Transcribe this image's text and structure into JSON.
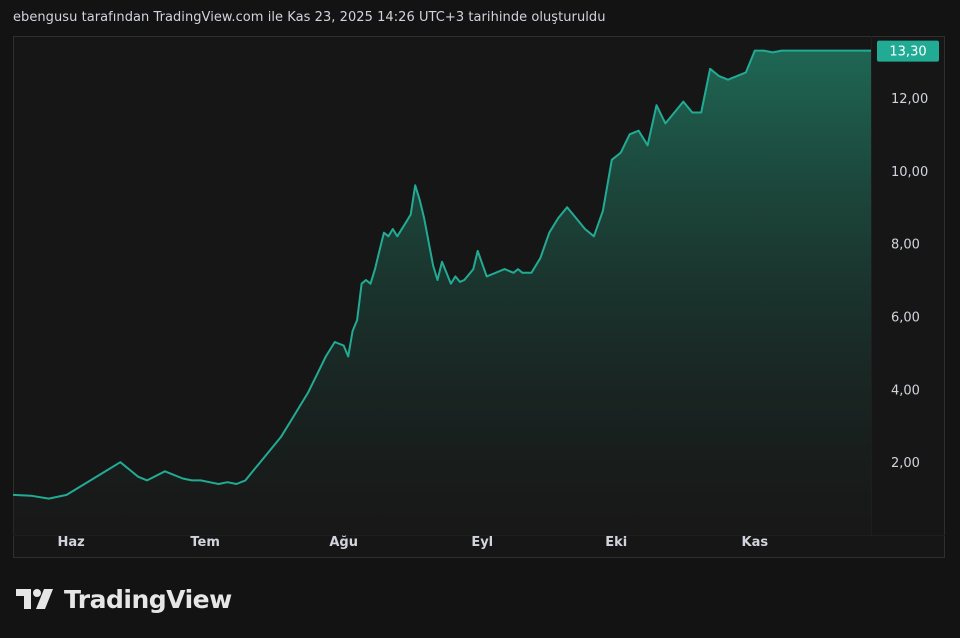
{
  "caption": "ebengusu tarafından TradingView.com ile Kas 23, 2025 14:26 UTC+3 tarihinde oluşturuldu",
  "brand": {
    "name": "TradingView",
    "logo_icon": "tradingview-logo-icon"
  },
  "colors": {
    "line": "#22ab94",
    "area_top": "#1f6b57",
    "background": "#161616",
    "label_bg": "#22ab94"
  },
  "chart_data": {
    "type": "area",
    "y_axis_ticks": [
      "2,00",
      "4,00",
      "6,00",
      "8,00",
      "10,00",
      "12,00"
    ],
    "y_tick_values": [
      2,
      4,
      6,
      8,
      10,
      12
    ],
    "ylim": [
      0,
      13.7
    ],
    "x_axis_ticks": [
      "Haz",
      "Tem",
      "Ağu",
      "Eyl",
      "Eki",
      "Kas"
    ],
    "x_tick_days": [
      13,
      43,
      74,
      105,
      135,
      166
    ],
    "xlim": [
      0,
      192
    ],
    "last_value": 13.3,
    "last_value_label": "13,30",
    "series": [
      {
        "days": [
          0,
          4,
          8,
          12,
          16,
          20,
          24,
          26,
          28,
          30,
          34,
          38,
          40,
          42,
          44,
          46,
          48,
          50,
          52,
          54,
          56,
          58,
          60,
          62,
          64,
          66,
          68,
          70,
          72,
          74,
          75,
          76,
          77,
          78,
          79,
          80,
          81,
          82,
          83,
          84,
          85,
          86,
          88,
          89,
          90,
          91,
          92,
          94,
          95,
          96,
          97,
          98,
          99,
          100,
          101,
          102,
          103,
          104,
          106,
          108,
          110,
          112,
          113,
          114,
          116,
          118,
          120,
          122,
          124,
          126,
          128,
          130,
          132,
          134,
          136,
          138,
          140,
          142,
          144,
          146,
          148,
          150,
          152,
          154,
          156,
          158,
          160,
          162,
          164,
          166,
          168,
          170,
          172,
          174,
          176,
          178,
          180,
          182,
          184,
          186,
          188,
          190,
          192
        ],
        "values": [
          1.1,
          1.08,
          1.0,
          1.1,
          1.4,
          1.7,
          2.0,
          1.8,
          1.6,
          1.5,
          1.75,
          1.55,
          1.5,
          1.5,
          1.45,
          1.4,
          1.45,
          1.4,
          1.5,
          1.8,
          2.1,
          2.4,
          2.7,
          3.1,
          3.5,
          3.9,
          4.4,
          4.9,
          5.3,
          5.2,
          4.9,
          5.6,
          5.9,
          6.9,
          7.0,
          6.9,
          7.3,
          7.8,
          8.3,
          8.2,
          8.4,
          8.2,
          8.6,
          8.8,
          9.6,
          9.2,
          8.7,
          7.4,
          7.0,
          7.5,
          7.2,
          6.9,
          7.1,
          6.95,
          7.0,
          7.15,
          7.3,
          7.8,
          7.1,
          7.2,
          7.3,
          7.2,
          7.3,
          7.2,
          7.2,
          7.6,
          8.3,
          8.7,
          9.0,
          8.7,
          8.4,
          8.2,
          8.9,
          10.3,
          10.5,
          11.0,
          11.1,
          10.7,
          11.8,
          11.3,
          11.6,
          11.9,
          11.6,
          11.6,
          12.8,
          12.6,
          12.5,
          12.6,
          12.7,
          13.3,
          13.3,
          13.25,
          13.3,
          13.3,
          13.3,
          13.3,
          13.3,
          13.3,
          13.3,
          13.3,
          13.3,
          13.3,
          13.3
        ]
      }
    ]
  }
}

Short exercise
Using the data above, print every line exactly, omitting pictures.

The reply
Transcribe this image's text and structure into JSON.
{
  "caption": "ebengusu tarafından TradingView.com ile Kas 23, 2025 14:26 UTC+3 tarihinde oluşturuldu",
  "brand": {
    "name": "TradingView",
    "logo_icon": "tradingview-logo-icon"
  },
  "colors": {
    "line": "#22ab94",
    "area_top": "#1f6b57",
    "background": "#161616",
    "label_bg": "#22ab94"
  },
  "chart_data": {
    "type": "area",
    "y_axis_ticks": [
      "2,00",
      "4,00",
      "6,00",
      "8,00",
      "10,00",
      "12,00"
    ],
    "y_tick_values": [
      2,
      4,
      6,
      8,
      10,
      12
    ],
    "ylim": [
      0,
      13.7
    ],
    "x_axis_ticks": [
      "Haz",
      "Tem",
      "Ağu",
      "Eyl",
      "Eki",
      "Kas"
    ],
    "x_tick_days": [
      13,
      43,
      74,
      105,
      135,
      166
    ],
    "xlim": [
      0,
      192
    ],
    "last_value": 13.3,
    "last_value_label": "13,30",
    "series": [
      {
        "days": [
          0,
          4,
          8,
          12,
          16,
          20,
          24,
          26,
          28,
          30,
          34,
          38,
          40,
          42,
          44,
          46,
          48,
          50,
          52,
          54,
          56,
          58,
          60,
          62,
          64,
          66,
          68,
          70,
          72,
          74,
          75,
          76,
          77,
          78,
          79,
          80,
          81,
          82,
          83,
          84,
          85,
          86,
          88,
          89,
          90,
          91,
          92,
          94,
          95,
          96,
          97,
          98,
          99,
          100,
          101,
          102,
          103,
          104,
          106,
          108,
          110,
          112,
          113,
          114,
          116,
          118,
          120,
          122,
          124,
          126,
          128,
          130,
          132,
          134,
          136,
          138,
          140,
          142,
          144,
          146,
          148,
          150,
          152,
          154,
          156,
          158,
          160,
          162,
          164,
          166,
          168,
          170,
          172,
          174,
          176,
          178,
          180,
          182,
          184,
          186,
          188,
          190,
          192
        ],
        "values": [
          1.1,
          1.08,
          1.0,
          1.1,
          1.4,
          1.7,
          2.0,
          1.8,
          1.6,
          1.5,
          1.75,
          1.55,
          1.5,
          1.5,
          1.45,
          1.4,
          1.45,
          1.4,
          1.5,
          1.8,
          2.1,
          2.4,
          2.7,
          3.1,
          3.5,
          3.9,
          4.4,
          4.9,
          5.3,
          5.2,
          4.9,
          5.6,
          5.9,
          6.9,
          7.0,
          6.9,
          7.3,
          7.8,
          8.3,
          8.2,
          8.4,
          8.2,
          8.6,
          8.8,
          9.6,
          9.2,
          8.7,
          7.4,
          7.0,
          7.5,
          7.2,
          6.9,
          7.1,
          6.95,
          7.0,
          7.15,
          7.3,
          7.8,
          7.1,
          7.2,
          7.3,
          7.2,
          7.3,
          7.2,
          7.2,
          7.6,
          8.3,
          8.7,
          9.0,
          8.7,
          8.4,
          8.2,
          8.9,
          10.3,
          10.5,
          11.0,
          11.1,
          10.7,
          11.8,
          11.3,
          11.6,
          11.9,
          11.6,
          11.6,
          12.8,
          12.6,
          12.5,
          12.6,
          12.7,
          13.3,
          13.3,
          13.25,
          13.3,
          13.3,
          13.3,
          13.3,
          13.3,
          13.3,
          13.3,
          13.3,
          13.3,
          13.3,
          13.3
        ]
      }
    ]
  }
}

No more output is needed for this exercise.